Figure dataset records:
-- Start --

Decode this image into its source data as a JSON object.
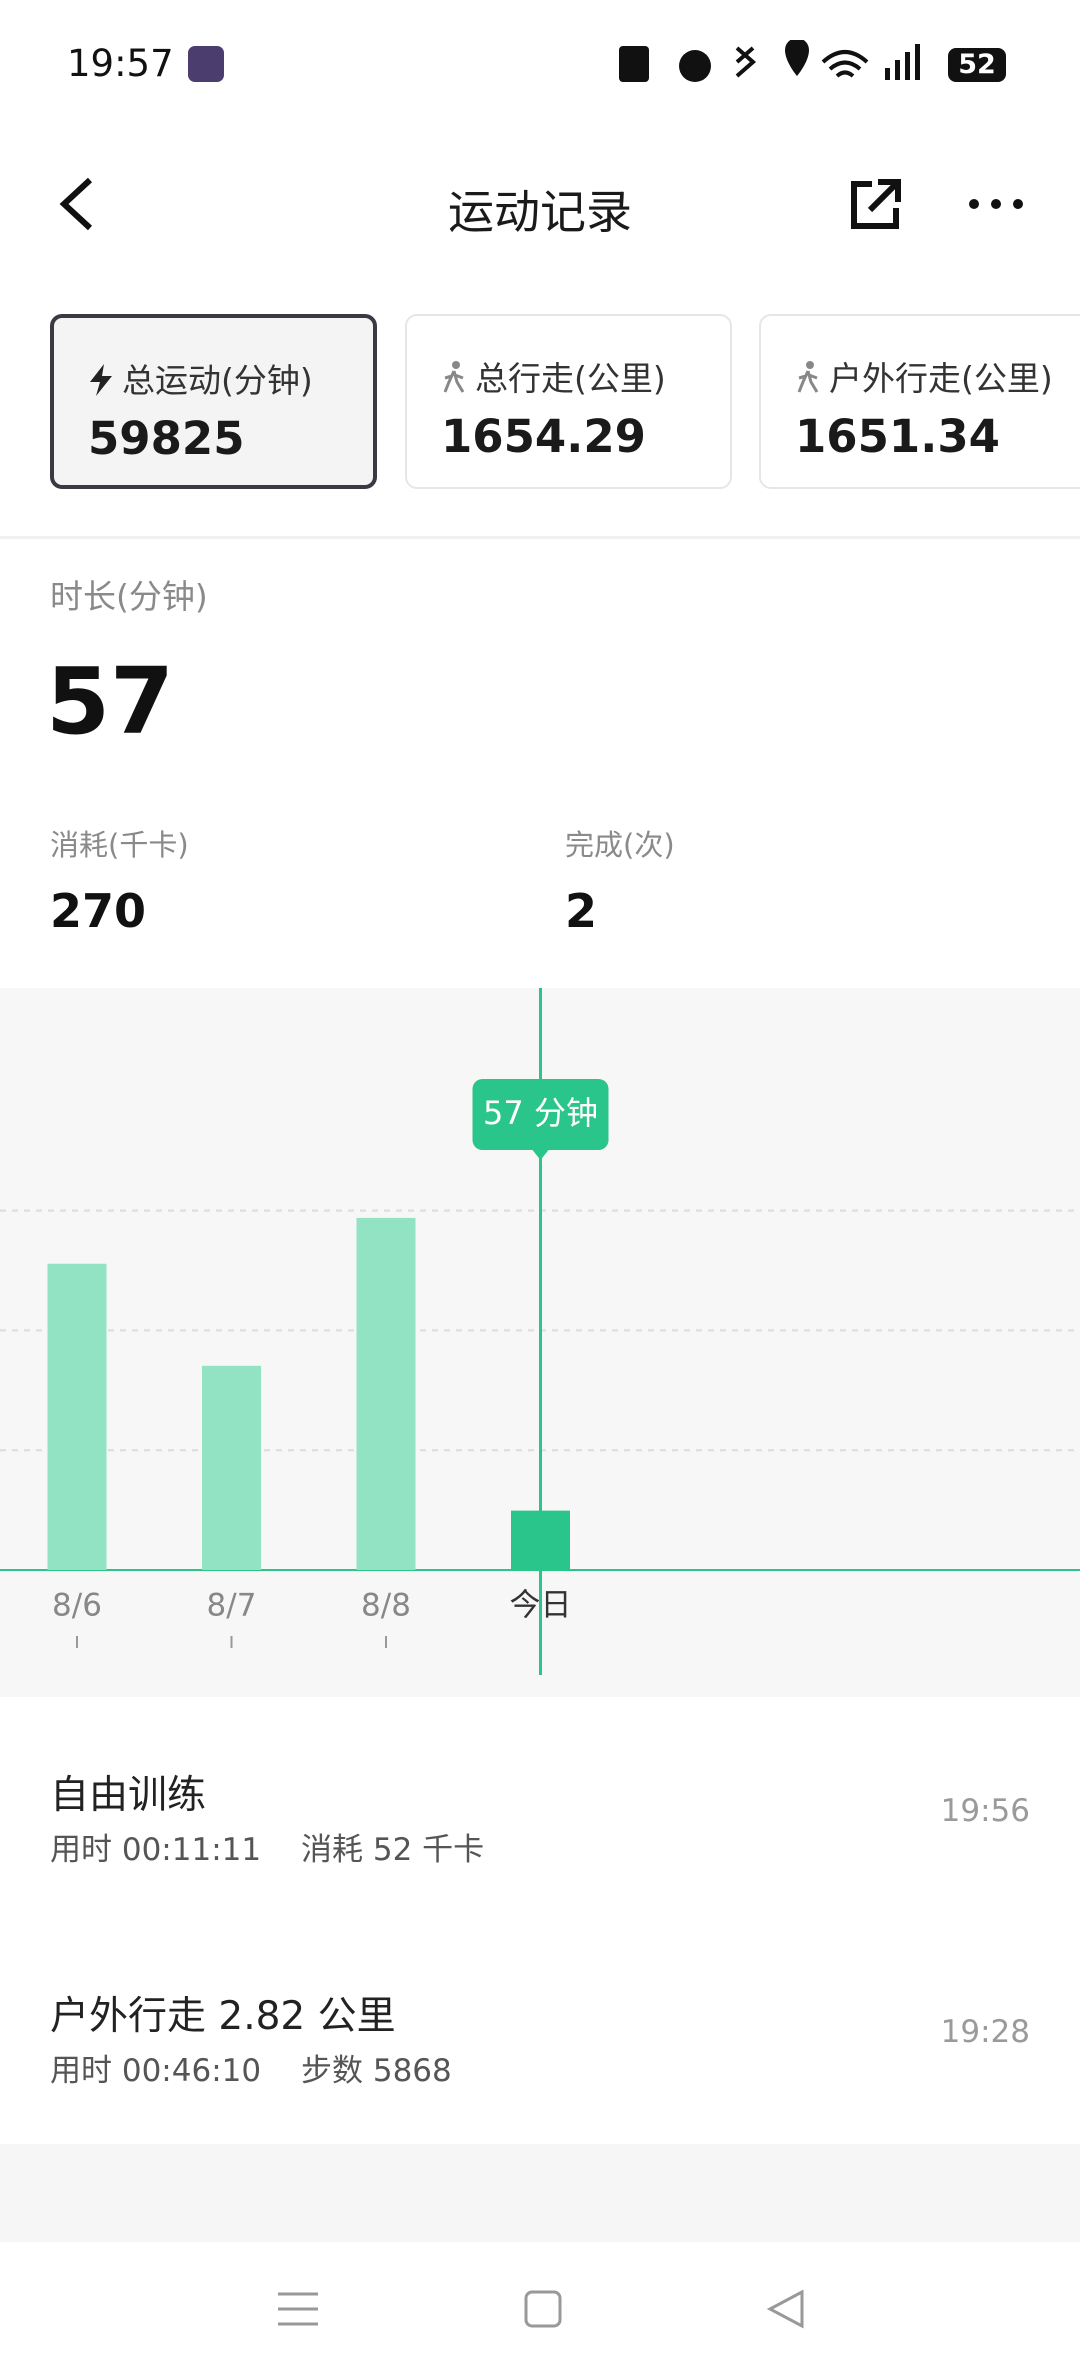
{
  "status_bar": {
    "time": "19:57",
    "battery": "52"
  },
  "header": {
    "title": "运动记录"
  },
  "summary_cards": [
    {
      "label": "总运动(分钟)",
      "value": "59825"
    },
    {
      "label": "总行走(公里)",
      "value": "1654.29"
    },
    {
      "label": "户外行走(公里)",
      "value": "1651.34"
    }
  ],
  "stats": {
    "duration_label": "时长(分钟)",
    "duration": "57",
    "calories_label": "消耗(千卡)",
    "calories": "270",
    "completed_label": "完成(次)",
    "completed": "2"
  },
  "chart_data": {
    "type": "bar",
    "categories": [
      "8/6",
      "8/7",
      "8/8",
      "今日"
    ],
    "values": [
      294,
      196,
      338,
      57
    ],
    "value_labels": [
      null,
      null,
      null,
      "57 分钟"
    ],
    "color": "#92e3c3",
    "highlight_color": "#2ac58a",
    "highlight_index": 3,
    "ylim": [
      0,
      360
    ],
    "yticks": [
      115,
      230,
      345
    ],
    "grid": true
  },
  "records": [
    {
      "title": "自由训练",
      "duration": "用时 00:11:11",
      "detail": "消耗 52 千卡",
      "time": "19:56"
    },
    {
      "title": "户外行走 2.82 公里",
      "duration": "用时 00:46:10",
      "detail": "步数 5868",
      "time": "19:28"
    }
  ]
}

-- End --

◆ **Exercise**: Work out how many lines in the entries hold the string "title". Your answer should consist solely of that number.

◆ **The answer**: 3